EXERCISE AIM
Look through the lines below and extract each one that contains "index".

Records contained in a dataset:
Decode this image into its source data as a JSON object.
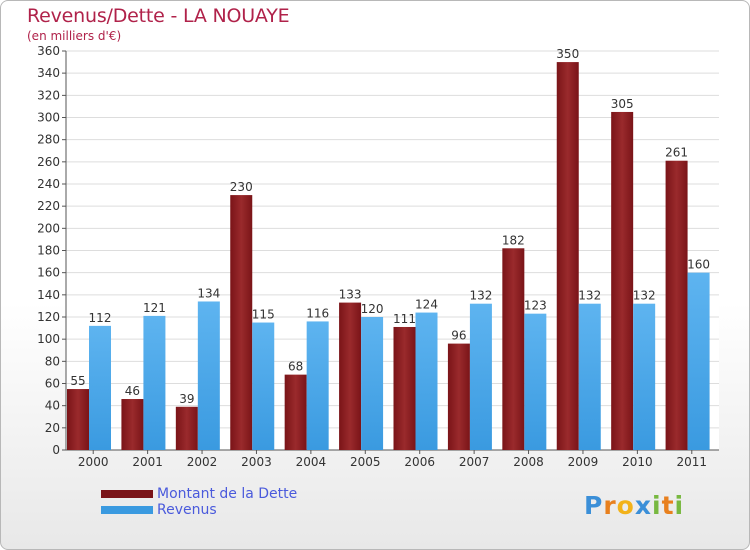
{
  "header": {
    "title": "Revenus/Dette - LA NOUAYE",
    "subtitle": "(en milliers d'€)"
  },
  "legend": {
    "debt_label": "Montant de la Dette",
    "revenue_label": "Revenus"
  },
  "logo": {
    "text": "Proxiti",
    "letters": [
      {
        "ch": "P",
        "color": "#3b8fd8"
      },
      {
        "ch": "r",
        "color": "#e8801e"
      },
      {
        "ch": "o",
        "color": "#f2b21a"
      },
      {
        "ch": "x",
        "color": "#3b8fd8"
      },
      {
        "ch": "i",
        "color": "#78b840"
      },
      {
        "ch": "t",
        "color": "#e8801e"
      },
      {
        "ch": "i",
        "color": "#78b840"
      }
    ]
  },
  "colors": {
    "debt": "#7a1418",
    "debt_light": "#9a2a2c",
    "revenue": "#3a9ae0",
    "revenue_light": "#5eb4f0",
    "title": "#b0224a"
  },
  "chart_data": {
    "type": "bar",
    "title": "Revenus/Dette - LA NOUAYE",
    "ylabel": "(en milliers d'€)",
    "xlabel": "",
    "categories": [
      "2000",
      "2001",
      "2002",
      "2003",
      "2004",
      "2005",
      "2006",
      "2007",
      "2008",
      "2009",
      "2010",
      "2011"
    ],
    "series": [
      {
        "name": "Montant de la Dette",
        "values": [
          55,
          46,
          39,
          230,
          68,
          133,
          111,
          96,
          182,
          350,
          305,
          261
        ]
      },
      {
        "name": "Revenus",
        "values": [
          112,
          121,
          134,
          115,
          116,
          120,
          124,
          132,
          123,
          132,
          132,
          160
        ]
      }
    ],
    "ylim": [
      0,
      360
    ],
    "ytick_step": 20,
    "grid": true,
    "legend_position": "bottom-left"
  }
}
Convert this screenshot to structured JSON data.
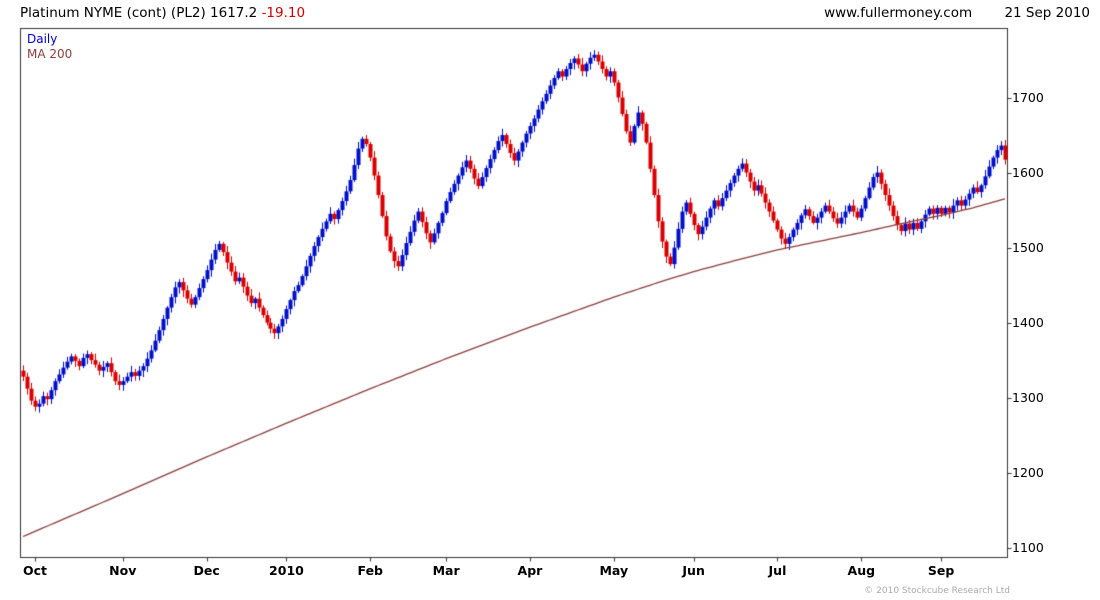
{
  "header": {
    "instrument": "Platinum NYME (cont) (PL2)",
    "price": "1617.2",
    "change": "-19.10",
    "website": "www.fullermoney.com",
    "date": "21 Sep 2010"
  },
  "legend": {
    "series1_label": "Daily",
    "series2_label": "MA 200"
  },
  "footer": {
    "copyright": "© 2010 Stockcube Research Ltd"
  },
  "colors": {
    "up_candle": "#0010c8",
    "down_candle": "#d80000",
    "ma_line": "#8b3e3e",
    "change_text": "#cc0000",
    "legend_daily": "#0000cc",
    "legend_ma": "#8b3e3e",
    "axis": "#333333",
    "copyright_gray": "#a9a9a9"
  },
  "chart_data": {
    "type": "candlestick",
    "title": "Platinum NYME (cont) (PL2)",
    "last_price": 1617.2,
    "change": -19.1,
    "grid": false,
    "legend_position": "top-left",
    "y_axis": {
      "side": "right",
      "min": 1087,
      "max": 1792,
      "ticks": [
        1100,
        1200,
        1300,
        1400,
        1500,
        1600,
        1700
      ]
    },
    "x_labels": [
      {
        "label": "Oct",
        "index": 3
      },
      {
        "label": "Nov",
        "index": 25
      },
      {
        "label": "Dec",
        "index": 46
      },
      {
        "label": "2010",
        "index": 66
      },
      {
        "label": "Feb",
        "index": 87
      },
      {
        "label": "Mar",
        "index": 106
      },
      {
        "label": "Apr",
        "index": 127
      },
      {
        "label": "May",
        "index": 148
      },
      {
        "label": "Jun",
        "index": 168
      },
      {
        "label": "Jul",
        "index": 189
      },
      {
        "label": "Aug",
        "index": 210
      },
      {
        "label": "Sep",
        "index": 230
      }
    ],
    "series": [
      {
        "name": "Daily",
        "type": "candlestick",
        "closes": [
          1328,
          1312,
          1296,
          1288,
          1292,
          1302,
          1298,
          1310,
          1322,
          1331,
          1340,
          1348,
          1355,
          1349,
          1342,
          1353,
          1358,
          1350,
          1344,
          1336,
          1341,
          1346,
          1334,
          1322,
          1317,
          1322,
          1328,
          1334,
          1329,
          1336,
          1342,
          1352,
          1363,
          1376,
          1390,
          1405,
          1420,
          1434,
          1447,
          1454,
          1443,
          1432,
          1424,
          1434,
          1446,
          1458,
          1470,
          1484,
          1497,
          1505,
          1494,
          1480,
          1468,
          1455,
          1460,
          1448,
          1436,
          1426,
          1432,
          1420,
          1410,
          1400,
          1392,
          1386,
          1395,
          1405,
          1418,
          1430,
          1442,
          1450,
          1462,
          1475,
          1489,
          1502,
          1514,
          1525,
          1535,
          1545,
          1538,
          1550,
          1562,
          1575,
          1590,
          1610,
          1632,
          1645,
          1638,
          1620,
          1596,
          1570,
          1542,
          1515,
          1495,
          1482,
          1475,
          1490,
          1506,
          1521,
          1536,
          1548,
          1534,
          1519,
          1507,
          1519,
          1533,
          1546,
          1562,
          1574,
          1585,
          1596,
          1607,
          1616,
          1605,
          1592,
          1582,
          1594,
          1606,
          1618,
          1630,
          1642,
          1650,
          1638,
          1626,
          1616,
          1628,
          1640,
          1652,
          1662,
          1672,
          1684,
          1695,
          1705,
          1716,
          1726,
          1735,
          1728,
          1738,
          1746,
          1752,
          1744,
          1735,
          1745,
          1753,
          1757,
          1748,
          1738,
          1728,
          1735,
          1720,
          1700,
          1678,
          1655,
          1640,
          1662,
          1680,
          1665,
          1640,
          1605,
          1570,
          1535,
          1508,
          1488,
          1478,
          1500,
          1525,
          1548,
          1560,
          1545,
          1530,
          1518,
          1528,
          1540,
          1552,
          1563,
          1555,
          1566,
          1576,
          1586,
          1596,
          1605,
          1612,
          1600,
          1588,
          1576,
          1583,
          1572,
          1560,
          1548,
          1536,
          1524,
          1512,
          1505,
          1514,
          1524,
          1533,
          1543,
          1551,
          1542,
          1533,
          1540,
          1548,
          1556,
          1548,
          1539,
          1532,
          1540,
          1548,
          1556,
          1548,
          1540,
          1552,
          1566,
          1580,
          1594,
          1600,
          1585,
          1570,
          1556,
          1542,
          1530,
          1522,
          1532,
          1524,
          1533,
          1525,
          1535,
          1544,
          1552,
          1545,
          1553,
          1545,
          1553,
          1547,
          1556,
          1563,
          1556,
          1564,
          1572,
          1580,
          1574,
          1583,
          1595,
          1608,
          1620,
          1630,
          1636,
          1617.2
        ]
      },
      {
        "name": "MA 200",
        "type": "line",
        "anchors": [
          [
            0,
            1115
          ],
          [
            25,
            1172
          ],
          [
            46,
            1221
          ],
          [
            66,
            1266
          ],
          [
            87,
            1312
          ],
          [
            106,
            1352
          ],
          [
            127,
            1394
          ],
          [
            148,
            1434
          ],
          [
            160,
            1455
          ],
          [
            168,
            1468
          ],
          [
            180,
            1485
          ],
          [
            189,
            1497
          ],
          [
            200,
            1509
          ],
          [
            210,
            1520
          ],
          [
            220,
            1532
          ],
          [
            230,
            1543
          ],
          [
            238,
            1553
          ],
          [
            246,
            1565
          ]
        ]
      }
    ]
  }
}
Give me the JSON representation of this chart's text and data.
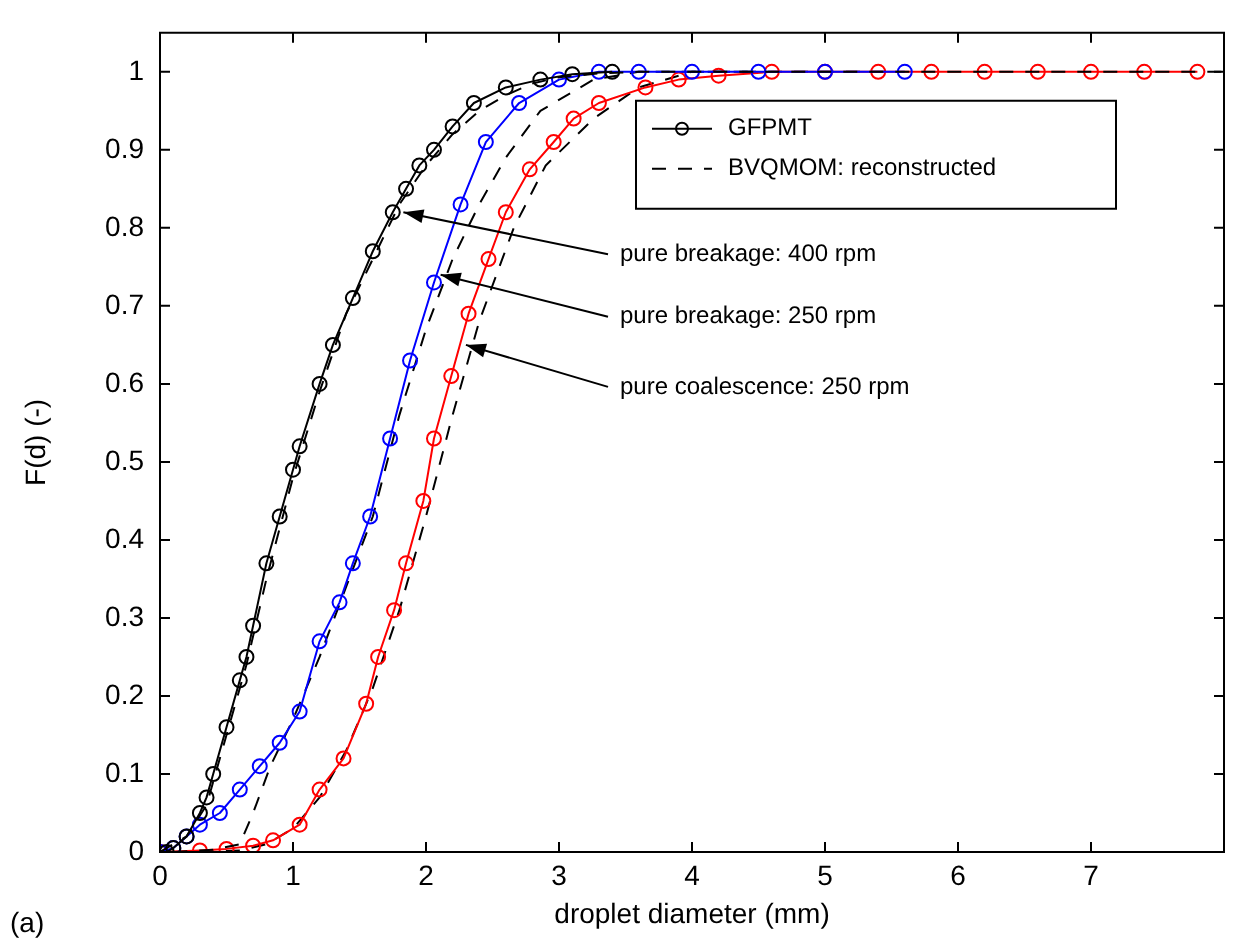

ANSWER IN FULL
        "index": 3
        "index": 25
        "index": 46
        "index": 66
        "index": 87
        "index": 106
        "index": 127
        "index": 148
        "index": 168
        "index": 189
        "index": 210
        "index": 230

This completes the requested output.